INSTRUCTIONS FOR THE TASK
Return all of the lines below exactly as they are.

LISTING

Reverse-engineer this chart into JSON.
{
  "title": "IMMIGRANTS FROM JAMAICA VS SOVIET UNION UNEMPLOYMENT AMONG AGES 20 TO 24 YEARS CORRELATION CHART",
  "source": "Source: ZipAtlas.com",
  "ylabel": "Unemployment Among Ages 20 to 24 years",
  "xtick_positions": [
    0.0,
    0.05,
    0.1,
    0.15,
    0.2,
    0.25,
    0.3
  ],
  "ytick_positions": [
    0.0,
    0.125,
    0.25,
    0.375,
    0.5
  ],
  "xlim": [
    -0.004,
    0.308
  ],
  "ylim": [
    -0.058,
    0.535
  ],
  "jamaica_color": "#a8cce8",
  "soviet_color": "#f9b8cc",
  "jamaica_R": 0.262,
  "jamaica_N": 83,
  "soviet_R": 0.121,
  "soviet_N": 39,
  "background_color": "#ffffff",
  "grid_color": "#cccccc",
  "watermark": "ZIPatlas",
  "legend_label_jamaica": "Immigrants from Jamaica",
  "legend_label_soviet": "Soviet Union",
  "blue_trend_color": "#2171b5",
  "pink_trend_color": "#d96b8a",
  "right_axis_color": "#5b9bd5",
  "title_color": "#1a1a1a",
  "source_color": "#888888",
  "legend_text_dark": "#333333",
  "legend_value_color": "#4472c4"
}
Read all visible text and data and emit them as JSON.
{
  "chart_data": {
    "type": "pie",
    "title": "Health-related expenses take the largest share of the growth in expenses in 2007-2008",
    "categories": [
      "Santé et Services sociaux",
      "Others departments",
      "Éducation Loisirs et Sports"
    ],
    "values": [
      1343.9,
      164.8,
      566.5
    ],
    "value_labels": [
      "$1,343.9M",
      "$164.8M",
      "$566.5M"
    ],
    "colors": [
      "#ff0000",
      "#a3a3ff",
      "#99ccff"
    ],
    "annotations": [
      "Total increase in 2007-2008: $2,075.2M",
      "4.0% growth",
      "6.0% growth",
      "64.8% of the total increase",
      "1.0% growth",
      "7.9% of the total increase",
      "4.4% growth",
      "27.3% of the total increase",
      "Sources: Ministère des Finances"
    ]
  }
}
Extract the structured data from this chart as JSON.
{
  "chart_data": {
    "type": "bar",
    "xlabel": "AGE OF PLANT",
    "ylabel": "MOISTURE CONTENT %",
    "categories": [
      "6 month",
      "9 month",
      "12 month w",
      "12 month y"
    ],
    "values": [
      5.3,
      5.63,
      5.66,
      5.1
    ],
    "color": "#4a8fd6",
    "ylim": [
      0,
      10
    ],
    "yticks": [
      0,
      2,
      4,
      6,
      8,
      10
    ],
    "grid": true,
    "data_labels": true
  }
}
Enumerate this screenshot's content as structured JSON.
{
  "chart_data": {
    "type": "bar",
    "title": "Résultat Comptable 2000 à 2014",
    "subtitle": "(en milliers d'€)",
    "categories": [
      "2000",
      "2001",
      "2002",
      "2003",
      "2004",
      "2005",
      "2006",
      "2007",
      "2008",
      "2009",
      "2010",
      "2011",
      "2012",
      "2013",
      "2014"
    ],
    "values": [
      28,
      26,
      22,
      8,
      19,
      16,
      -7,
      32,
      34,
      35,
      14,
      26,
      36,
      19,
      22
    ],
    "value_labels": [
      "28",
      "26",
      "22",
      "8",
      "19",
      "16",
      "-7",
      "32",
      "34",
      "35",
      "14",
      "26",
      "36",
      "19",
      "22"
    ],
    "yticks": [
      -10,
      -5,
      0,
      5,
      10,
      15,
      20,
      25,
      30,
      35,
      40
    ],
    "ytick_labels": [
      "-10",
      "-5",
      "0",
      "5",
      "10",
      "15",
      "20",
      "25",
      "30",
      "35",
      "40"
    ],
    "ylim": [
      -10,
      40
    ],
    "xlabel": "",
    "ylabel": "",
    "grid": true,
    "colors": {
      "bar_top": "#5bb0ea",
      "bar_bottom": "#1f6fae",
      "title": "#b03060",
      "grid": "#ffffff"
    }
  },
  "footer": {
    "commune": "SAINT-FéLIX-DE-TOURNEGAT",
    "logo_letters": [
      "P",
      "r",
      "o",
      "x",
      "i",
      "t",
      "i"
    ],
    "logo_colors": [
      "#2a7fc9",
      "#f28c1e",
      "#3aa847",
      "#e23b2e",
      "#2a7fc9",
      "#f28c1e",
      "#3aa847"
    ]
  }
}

TASK RESULT
Reverse-engineer this chart into JSON.
{
  "title": "IMMIGRANTS FROM JAMAICA VS SOVIET UNION UNEMPLOYMENT AMONG AGES 20 TO 24 YEARS CORRELATION CHART",
  "source": "Source: ZipAtlas.com",
  "ylabel": "Unemployment Among Ages 20 to 24 years",
  "xtick_positions": [
    0.0,
    0.05,
    0.1,
    0.15,
    0.2,
    0.25,
    0.3
  ],
  "ytick_positions": [
    0.0,
    0.125,
    0.25,
    0.375,
    0.5
  ],
  "xlim": [
    -0.004,
    0.308
  ],
  "ylim": [
    -0.058,
    0.535
  ],
  "jamaica_color": "#a8cce8",
  "soviet_color": "#f9b8cc",
  "jamaica_R": 0.262,
  "jamaica_N": 83,
  "soviet_R": 0.121,
  "soviet_N": 39,
  "background_color": "#ffffff",
  "grid_color": "#cccccc",
  "watermark": "ZIPatlas",
  "legend_label_jamaica": "Immigrants from Jamaica",
  "legend_label_soviet": "Soviet Union",
  "blue_trend_color": "#2171b5",
  "pink_trend_color": "#d96b8a",
  "right_axis_color": "#5b9bd5",
  "title_color": "#1a1a1a",
  "source_color": "#888888",
  "legend_text_dark": "#333333",
  "legend_value_color": "#4472c4"
}
Read all visible text and data and emit them as JSON.
{
  "chart_data": {
    "type": "pie",
    "title": "Health-related expenses take the largest share of the growth in expenses in 2007-2008",
    "categories": [
      "Santé et Services sociaux",
      "Others departments",
      "Éducation Loisirs et Sports"
    ],
    "values": [
      1343.9,
      164.8,
      566.5
    ],
    "value_labels": [
      "$1,343.9M",
      "$164.8M",
      "$566.5M"
    ],
    "colors": [
      "#ff0000",
      "#a3a3ff",
      "#99ccff"
    ],
    "annotations": [
      "Total increase in 2007-2008: $2,075.2M",
      "4.0% growth",
      "6.0% growth",
      "64.8% of the total increase",
      "1.0% growth",
      "7.9% of the total increase",
      "4.4% growth",
      "27.3% of the total increase",
      "Sources: Ministère des Finances"
    ]
  }
}
Extract the structured data from this chart as JSON.
{
  "chart_data": {
    "type": "bar",
    "xlabel": "AGE OF PLANT",
    "ylabel": "MOISTURE CONTENT %",
    "categories": [
      "6 month",
      "9 month",
      "12 month w",
      "12 month y"
    ],
    "values": [
      5.3,
      5.63,
      5.66,
      5.1
    ],
    "color": "#4a8fd6",
    "ylim": [
      0,
      10
    ],
    "yticks": [
      0,
      2,
      4,
      6,
      8,
      10
    ],
    "grid": true,
    "data_labels": true
  }
}
Enumerate this screenshot's content as structured JSON.
{
  "chart_data": {
    "type": "bar",
    "title": "Résultat Comptable 2000 à 2014",
    "subtitle": "(en milliers d'€)",
    "categories": [
      "2000",
      "2001",
      "2002",
      "2003",
      "2004",
      "2005",
      "2006",
      "2007",
      "2008",
      "2009",
      "2010",
      "2011",
      "2012",
      "2013",
      "2014"
    ],
    "values": [
      28,
      26,
      22,
      8,
      19,
      16,
      -7,
      32,
      34,
      35,
      14,
      26,
      36,
      19,
      22
    ],
    "value_labels": [
      "28",
      "26",
      "22",
      "8",
      "19",
      "16",
      "-7",
      "32",
      "34",
      "35",
      "14",
      "26",
      "36",
      "19",
      "22"
    ],
    "yticks": [
      -10,
      -5,
      0,
      5,
      10,
      15,
      20,
      25,
      30,
      35,
      40
    ],
    "ytick_labels": [
      "-10",
      "-5",
      "0",
      "5",
      "10",
      "15",
      "20",
      "25",
      "30",
      "35",
      "40"
    ],
    "ylim": [
      -10,
      40
    ],
    "xlabel": "",
    "ylabel": "",
    "grid": true,
    "colors": {
      "bar_top": "#5bb0ea",
      "bar_bottom": "#1f6fae",
      "title": "#b03060",
      "grid": "#ffffff"
    }
  },
  "footer": {
    "commune": "SAINT-FéLIX-DE-TOURNEGAT",
    "logo_letters": [
      "P",
      "r",
      "o",
      "x",
      "i",
      "t",
      "i"
    ],
    "logo_colors": [
      "#2a7fc9",
      "#f28c1e",
      "#3aa847",
      "#e23b2e",
      "#2a7fc9",
      "#f28c1e",
      "#3aa847"
    ]
  }
}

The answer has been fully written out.